Work out how many lines of the records hold the string "газета", and reply with that number alone.

Data entries:
◆ ◆ ◆ ◆ ◆ ◆ ◆
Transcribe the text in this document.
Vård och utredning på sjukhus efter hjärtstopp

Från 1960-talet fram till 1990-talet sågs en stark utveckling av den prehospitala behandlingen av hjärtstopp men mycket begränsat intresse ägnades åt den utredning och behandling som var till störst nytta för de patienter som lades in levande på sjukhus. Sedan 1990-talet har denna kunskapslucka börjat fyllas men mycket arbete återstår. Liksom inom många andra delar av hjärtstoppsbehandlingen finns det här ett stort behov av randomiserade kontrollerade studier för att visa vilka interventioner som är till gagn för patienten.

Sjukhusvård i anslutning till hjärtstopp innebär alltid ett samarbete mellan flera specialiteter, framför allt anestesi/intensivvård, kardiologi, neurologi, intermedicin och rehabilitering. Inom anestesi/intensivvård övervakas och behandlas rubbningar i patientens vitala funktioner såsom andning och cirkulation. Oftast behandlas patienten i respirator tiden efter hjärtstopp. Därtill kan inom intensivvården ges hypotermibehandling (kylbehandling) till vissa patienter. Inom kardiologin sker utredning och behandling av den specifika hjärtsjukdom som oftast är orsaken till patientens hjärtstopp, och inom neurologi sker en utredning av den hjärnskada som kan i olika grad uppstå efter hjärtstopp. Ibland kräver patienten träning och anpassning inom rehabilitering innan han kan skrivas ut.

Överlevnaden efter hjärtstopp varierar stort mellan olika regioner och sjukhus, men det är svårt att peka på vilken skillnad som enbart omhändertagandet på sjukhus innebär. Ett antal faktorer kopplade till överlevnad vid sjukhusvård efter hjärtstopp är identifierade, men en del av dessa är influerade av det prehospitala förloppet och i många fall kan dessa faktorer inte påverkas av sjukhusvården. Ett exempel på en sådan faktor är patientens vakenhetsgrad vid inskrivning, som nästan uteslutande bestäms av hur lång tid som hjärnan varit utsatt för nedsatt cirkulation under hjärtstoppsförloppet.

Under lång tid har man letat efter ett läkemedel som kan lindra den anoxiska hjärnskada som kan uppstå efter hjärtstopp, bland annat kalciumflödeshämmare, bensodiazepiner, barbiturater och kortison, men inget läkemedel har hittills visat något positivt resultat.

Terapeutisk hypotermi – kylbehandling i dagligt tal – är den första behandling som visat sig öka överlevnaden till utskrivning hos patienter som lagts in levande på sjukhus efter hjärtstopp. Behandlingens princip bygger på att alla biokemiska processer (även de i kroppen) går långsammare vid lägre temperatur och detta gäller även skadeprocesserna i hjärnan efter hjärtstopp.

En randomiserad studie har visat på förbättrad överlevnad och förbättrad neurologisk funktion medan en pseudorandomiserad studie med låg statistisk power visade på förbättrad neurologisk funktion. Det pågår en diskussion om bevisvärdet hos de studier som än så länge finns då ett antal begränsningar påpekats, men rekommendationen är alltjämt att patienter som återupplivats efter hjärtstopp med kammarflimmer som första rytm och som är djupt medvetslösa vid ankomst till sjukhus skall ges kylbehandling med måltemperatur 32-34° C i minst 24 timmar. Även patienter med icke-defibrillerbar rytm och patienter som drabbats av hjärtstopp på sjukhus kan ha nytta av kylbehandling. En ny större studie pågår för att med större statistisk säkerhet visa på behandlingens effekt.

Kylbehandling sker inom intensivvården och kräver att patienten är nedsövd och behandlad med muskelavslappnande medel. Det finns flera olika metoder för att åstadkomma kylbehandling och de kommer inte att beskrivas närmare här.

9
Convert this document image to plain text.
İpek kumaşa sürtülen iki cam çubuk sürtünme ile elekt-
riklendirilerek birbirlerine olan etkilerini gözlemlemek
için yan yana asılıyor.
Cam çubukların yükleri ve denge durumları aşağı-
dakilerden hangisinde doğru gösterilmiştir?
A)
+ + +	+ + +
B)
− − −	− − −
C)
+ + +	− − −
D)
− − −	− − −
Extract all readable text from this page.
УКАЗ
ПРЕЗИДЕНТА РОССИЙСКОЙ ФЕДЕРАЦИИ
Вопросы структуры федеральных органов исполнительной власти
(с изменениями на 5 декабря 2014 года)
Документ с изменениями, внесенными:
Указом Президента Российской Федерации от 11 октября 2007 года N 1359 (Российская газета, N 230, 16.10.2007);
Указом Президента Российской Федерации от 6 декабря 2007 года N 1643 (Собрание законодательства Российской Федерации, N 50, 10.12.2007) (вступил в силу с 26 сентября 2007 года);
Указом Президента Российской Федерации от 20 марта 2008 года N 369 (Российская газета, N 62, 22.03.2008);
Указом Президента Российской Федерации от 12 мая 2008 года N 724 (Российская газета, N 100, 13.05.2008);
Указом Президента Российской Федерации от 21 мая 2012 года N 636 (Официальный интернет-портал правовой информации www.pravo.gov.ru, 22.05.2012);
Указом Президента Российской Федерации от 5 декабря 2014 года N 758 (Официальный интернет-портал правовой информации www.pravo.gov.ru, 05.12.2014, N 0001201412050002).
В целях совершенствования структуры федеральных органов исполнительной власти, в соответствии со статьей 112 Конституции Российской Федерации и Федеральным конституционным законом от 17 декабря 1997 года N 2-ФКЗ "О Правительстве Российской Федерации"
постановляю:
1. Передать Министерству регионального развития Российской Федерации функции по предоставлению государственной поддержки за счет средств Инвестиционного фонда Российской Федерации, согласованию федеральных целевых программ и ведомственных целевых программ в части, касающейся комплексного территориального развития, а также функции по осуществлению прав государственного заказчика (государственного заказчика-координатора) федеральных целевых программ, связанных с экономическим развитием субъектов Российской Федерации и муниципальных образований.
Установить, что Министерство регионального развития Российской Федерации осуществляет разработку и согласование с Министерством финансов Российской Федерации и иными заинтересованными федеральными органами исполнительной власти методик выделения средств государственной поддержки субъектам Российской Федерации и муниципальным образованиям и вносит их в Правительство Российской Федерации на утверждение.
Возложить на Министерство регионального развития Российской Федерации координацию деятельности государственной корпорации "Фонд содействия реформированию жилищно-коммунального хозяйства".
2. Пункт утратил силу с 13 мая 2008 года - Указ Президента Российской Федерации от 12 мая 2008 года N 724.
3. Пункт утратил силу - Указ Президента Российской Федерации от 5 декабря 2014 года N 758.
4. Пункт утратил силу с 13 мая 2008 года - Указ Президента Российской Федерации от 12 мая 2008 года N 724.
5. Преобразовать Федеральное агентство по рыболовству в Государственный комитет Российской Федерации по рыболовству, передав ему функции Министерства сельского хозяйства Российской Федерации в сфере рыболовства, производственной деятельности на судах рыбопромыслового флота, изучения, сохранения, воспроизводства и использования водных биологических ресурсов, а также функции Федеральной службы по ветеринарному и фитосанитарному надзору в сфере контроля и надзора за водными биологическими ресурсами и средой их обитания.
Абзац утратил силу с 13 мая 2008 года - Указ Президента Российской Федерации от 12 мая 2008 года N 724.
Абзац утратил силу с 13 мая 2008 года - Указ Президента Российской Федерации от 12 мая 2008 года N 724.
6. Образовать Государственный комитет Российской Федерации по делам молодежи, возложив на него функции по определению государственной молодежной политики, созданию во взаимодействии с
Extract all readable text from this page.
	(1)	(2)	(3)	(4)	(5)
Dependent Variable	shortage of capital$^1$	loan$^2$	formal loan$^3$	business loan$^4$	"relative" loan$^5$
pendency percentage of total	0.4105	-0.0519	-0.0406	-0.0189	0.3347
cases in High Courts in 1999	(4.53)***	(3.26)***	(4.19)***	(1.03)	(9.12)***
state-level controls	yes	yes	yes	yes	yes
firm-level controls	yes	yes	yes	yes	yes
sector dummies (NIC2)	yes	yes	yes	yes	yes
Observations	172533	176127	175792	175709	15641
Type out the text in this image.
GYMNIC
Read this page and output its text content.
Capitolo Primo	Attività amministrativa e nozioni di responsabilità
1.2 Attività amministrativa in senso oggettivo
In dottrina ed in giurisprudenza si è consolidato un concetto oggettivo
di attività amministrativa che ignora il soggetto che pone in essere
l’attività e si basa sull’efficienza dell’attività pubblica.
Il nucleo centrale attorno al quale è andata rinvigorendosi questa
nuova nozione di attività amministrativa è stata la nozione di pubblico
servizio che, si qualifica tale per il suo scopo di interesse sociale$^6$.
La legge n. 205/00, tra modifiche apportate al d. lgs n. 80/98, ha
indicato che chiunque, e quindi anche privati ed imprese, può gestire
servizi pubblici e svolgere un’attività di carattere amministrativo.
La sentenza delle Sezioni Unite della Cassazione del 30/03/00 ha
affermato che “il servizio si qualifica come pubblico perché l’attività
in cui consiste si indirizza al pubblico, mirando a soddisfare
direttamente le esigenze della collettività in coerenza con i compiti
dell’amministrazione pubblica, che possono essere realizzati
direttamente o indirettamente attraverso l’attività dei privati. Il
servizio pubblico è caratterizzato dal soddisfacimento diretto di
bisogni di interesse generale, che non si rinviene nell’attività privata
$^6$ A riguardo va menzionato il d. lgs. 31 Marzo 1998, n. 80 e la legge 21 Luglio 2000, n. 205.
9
◆ ◆ ◆ ◆ ◆ ◆ ◆
#### Reply to the exercise:
3